"""

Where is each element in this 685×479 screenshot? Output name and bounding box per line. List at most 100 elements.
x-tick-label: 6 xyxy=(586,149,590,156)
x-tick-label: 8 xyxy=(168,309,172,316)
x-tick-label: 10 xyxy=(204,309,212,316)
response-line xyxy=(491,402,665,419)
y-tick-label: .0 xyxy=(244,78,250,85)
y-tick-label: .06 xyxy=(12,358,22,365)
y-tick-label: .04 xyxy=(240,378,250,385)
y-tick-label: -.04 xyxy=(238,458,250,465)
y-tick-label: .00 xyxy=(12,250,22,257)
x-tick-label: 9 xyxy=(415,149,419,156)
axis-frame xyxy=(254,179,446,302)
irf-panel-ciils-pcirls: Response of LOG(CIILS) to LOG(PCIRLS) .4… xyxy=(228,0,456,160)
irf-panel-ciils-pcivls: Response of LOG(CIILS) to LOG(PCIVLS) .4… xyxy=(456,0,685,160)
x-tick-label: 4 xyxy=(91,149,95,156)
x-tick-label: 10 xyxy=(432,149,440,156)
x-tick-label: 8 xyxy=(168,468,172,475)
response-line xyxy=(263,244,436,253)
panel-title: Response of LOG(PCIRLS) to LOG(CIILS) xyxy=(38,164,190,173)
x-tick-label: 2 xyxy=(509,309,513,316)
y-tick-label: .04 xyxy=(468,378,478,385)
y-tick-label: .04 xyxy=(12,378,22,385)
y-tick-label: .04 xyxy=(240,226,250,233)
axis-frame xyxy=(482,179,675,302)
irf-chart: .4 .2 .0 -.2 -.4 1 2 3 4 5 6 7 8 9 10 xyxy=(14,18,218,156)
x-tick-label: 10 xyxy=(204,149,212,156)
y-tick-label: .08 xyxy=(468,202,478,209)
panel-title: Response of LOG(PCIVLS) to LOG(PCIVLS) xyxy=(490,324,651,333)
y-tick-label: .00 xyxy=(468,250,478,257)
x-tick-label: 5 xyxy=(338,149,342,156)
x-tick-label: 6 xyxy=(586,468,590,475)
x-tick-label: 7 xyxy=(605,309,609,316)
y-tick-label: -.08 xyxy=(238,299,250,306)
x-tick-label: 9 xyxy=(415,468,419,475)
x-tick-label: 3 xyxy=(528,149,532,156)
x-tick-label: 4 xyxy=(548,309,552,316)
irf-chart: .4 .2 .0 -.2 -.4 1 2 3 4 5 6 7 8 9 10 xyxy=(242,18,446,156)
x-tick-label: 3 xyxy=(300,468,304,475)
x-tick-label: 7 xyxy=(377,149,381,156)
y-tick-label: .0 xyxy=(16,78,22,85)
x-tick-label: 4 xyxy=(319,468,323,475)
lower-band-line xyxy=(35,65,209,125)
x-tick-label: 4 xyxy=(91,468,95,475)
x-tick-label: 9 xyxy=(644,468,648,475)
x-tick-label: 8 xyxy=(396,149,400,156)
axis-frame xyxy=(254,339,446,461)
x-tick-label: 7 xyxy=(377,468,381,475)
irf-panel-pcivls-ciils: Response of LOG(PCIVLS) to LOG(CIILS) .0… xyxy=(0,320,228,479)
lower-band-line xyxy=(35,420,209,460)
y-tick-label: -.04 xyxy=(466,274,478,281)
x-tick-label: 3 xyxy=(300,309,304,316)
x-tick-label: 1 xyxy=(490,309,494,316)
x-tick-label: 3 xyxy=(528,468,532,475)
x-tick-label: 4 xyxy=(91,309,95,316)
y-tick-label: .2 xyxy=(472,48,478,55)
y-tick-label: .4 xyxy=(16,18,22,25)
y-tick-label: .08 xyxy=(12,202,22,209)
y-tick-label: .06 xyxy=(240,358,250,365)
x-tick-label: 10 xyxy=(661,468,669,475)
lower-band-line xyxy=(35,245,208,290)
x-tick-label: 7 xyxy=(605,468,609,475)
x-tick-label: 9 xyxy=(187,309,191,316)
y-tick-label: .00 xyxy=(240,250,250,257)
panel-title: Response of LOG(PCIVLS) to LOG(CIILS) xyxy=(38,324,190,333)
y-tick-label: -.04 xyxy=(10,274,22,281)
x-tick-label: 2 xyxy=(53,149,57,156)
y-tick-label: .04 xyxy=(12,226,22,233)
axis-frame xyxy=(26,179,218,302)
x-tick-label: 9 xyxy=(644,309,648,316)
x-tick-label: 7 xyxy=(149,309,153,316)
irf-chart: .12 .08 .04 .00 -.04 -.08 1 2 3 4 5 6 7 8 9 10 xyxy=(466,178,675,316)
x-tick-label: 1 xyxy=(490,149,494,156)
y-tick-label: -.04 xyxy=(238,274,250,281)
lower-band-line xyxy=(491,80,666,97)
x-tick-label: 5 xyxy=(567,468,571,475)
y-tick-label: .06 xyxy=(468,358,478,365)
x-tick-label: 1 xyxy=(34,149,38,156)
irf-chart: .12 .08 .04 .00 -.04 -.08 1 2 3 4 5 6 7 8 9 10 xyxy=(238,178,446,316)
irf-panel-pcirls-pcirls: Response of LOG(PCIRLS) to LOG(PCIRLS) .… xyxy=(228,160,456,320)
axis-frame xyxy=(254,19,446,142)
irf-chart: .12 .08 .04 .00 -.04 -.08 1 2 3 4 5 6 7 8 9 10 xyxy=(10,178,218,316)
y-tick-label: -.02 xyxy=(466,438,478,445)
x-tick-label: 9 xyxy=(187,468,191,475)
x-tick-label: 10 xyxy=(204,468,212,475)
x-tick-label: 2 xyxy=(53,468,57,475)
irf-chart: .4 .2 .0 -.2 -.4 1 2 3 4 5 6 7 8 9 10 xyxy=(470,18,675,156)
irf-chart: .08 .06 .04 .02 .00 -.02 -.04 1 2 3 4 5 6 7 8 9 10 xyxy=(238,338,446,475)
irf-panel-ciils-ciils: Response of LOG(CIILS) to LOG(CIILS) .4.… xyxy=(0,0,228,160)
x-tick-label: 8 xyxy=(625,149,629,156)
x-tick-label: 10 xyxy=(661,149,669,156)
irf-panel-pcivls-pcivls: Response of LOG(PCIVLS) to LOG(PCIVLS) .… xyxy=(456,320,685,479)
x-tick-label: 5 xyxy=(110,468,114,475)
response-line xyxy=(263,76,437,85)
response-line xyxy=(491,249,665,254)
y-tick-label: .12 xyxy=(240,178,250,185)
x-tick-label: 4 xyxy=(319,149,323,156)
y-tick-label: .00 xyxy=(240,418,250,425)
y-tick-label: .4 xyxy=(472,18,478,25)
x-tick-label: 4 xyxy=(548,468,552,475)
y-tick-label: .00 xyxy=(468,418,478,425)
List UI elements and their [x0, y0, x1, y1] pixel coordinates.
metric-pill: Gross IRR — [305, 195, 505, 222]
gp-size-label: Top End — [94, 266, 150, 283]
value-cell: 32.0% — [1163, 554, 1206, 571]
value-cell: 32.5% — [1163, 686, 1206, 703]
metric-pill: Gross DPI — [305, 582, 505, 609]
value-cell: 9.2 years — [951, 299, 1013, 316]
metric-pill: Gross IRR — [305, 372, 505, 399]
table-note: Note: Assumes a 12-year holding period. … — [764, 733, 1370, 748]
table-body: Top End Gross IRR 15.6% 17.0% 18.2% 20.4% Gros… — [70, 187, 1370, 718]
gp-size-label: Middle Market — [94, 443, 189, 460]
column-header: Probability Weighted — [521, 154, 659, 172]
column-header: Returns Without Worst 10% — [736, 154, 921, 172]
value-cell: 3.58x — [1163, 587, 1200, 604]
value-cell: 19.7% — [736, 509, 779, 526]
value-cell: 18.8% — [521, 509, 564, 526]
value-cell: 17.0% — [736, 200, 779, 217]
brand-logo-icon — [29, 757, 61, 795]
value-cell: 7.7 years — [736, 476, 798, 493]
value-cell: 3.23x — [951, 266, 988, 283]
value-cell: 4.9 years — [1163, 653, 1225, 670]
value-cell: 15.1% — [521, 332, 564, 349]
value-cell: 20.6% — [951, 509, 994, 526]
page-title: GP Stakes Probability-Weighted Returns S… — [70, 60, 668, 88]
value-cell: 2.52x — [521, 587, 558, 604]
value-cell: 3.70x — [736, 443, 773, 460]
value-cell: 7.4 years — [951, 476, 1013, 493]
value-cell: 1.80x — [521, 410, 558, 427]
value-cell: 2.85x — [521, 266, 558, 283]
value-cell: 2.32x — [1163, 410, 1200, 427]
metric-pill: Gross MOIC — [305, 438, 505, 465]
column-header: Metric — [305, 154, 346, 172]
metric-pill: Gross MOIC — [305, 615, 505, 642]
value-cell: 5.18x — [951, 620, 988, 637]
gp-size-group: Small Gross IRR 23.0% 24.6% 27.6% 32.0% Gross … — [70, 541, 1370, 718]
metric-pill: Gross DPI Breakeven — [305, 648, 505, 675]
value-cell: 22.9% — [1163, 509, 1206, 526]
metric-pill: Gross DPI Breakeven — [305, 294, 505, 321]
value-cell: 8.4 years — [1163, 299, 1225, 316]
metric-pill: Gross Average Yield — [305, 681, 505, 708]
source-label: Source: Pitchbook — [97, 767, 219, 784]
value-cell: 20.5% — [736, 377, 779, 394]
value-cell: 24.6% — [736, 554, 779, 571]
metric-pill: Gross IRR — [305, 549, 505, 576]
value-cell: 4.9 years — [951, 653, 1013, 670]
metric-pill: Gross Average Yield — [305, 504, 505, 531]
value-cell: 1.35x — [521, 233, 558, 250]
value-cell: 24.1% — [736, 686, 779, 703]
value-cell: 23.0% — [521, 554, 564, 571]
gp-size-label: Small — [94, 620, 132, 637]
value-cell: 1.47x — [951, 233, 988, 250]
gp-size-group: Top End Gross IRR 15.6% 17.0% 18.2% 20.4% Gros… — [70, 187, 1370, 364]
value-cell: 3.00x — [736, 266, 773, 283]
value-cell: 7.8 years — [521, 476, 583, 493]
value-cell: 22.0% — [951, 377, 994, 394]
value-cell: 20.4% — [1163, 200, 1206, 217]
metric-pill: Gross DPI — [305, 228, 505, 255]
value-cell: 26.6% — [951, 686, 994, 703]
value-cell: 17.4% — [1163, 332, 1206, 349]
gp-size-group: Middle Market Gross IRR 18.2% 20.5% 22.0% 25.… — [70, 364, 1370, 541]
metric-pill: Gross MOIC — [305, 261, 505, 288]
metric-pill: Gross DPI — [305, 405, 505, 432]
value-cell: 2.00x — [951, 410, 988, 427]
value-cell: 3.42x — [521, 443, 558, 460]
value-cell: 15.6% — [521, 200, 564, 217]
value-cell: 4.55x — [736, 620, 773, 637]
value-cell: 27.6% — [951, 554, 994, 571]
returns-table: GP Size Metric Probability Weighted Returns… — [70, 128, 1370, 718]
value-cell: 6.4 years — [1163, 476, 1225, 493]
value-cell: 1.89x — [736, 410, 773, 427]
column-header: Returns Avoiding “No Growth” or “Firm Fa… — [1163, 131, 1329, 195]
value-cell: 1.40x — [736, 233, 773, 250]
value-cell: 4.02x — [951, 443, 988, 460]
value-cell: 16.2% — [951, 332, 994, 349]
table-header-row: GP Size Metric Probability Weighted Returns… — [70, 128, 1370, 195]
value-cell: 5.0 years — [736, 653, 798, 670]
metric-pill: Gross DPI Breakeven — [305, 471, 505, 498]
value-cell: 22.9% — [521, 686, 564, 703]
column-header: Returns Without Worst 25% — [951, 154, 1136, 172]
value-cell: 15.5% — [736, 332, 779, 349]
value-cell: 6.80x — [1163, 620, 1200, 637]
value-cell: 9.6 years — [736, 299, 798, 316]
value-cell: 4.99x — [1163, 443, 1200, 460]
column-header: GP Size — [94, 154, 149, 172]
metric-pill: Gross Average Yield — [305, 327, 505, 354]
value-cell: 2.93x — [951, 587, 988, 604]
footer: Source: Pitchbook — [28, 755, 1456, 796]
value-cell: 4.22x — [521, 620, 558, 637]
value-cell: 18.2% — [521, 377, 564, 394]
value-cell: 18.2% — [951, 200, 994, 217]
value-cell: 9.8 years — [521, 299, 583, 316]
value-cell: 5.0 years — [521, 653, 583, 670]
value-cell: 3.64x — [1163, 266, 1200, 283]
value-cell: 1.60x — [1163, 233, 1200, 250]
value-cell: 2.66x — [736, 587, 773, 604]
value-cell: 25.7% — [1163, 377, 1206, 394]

"""

* [WHAT YOU HAVE TO DO]: Reproduce the part of the material that opens with its first line and closes with the line containing "response-line xyxy=(263,244,436,253)", replacing "axis-frame" with "plot-frame" and leaving everything else unchanged.

* [SOLUTION BELOW]:
Where is each element in this 685×479 screenshot? Output name and bounding box per line. List at most 100 elements.
x-tick-label: 6 xyxy=(586,149,590,156)
x-tick-label: 8 xyxy=(168,309,172,316)
x-tick-label: 10 xyxy=(204,309,212,316)
response-line xyxy=(491,402,665,419)
y-tick-label: .0 xyxy=(244,78,250,85)
y-tick-label: .06 xyxy=(12,358,22,365)
y-tick-label: .04 xyxy=(240,378,250,385)
y-tick-label: -.04 xyxy=(238,458,250,465)
y-tick-label: .00 xyxy=(12,250,22,257)
x-tick-label: 9 xyxy=(415,149,419,156)
plot-frame xyxy=(254,179,446,302)
irf-panel-ciils-pcirls: Response of LOG(CIILS) to LOG(PCIRLS) .4… xyxy=(228,0,456,160)
irf-panel-ciils-pcivls: Response of LOG(CIILS) to LOG(PCIVLS) .4… xyxy=(456,0,685,160)
x-tick-label: 4 xyxy=(91,149,95,156)
x-tick-label: 10 xyxy=(432,149,440,156)
x-tick-label: 8 xyxy=(168,468,172,475)
response-line xyxy=(263,244,436,253)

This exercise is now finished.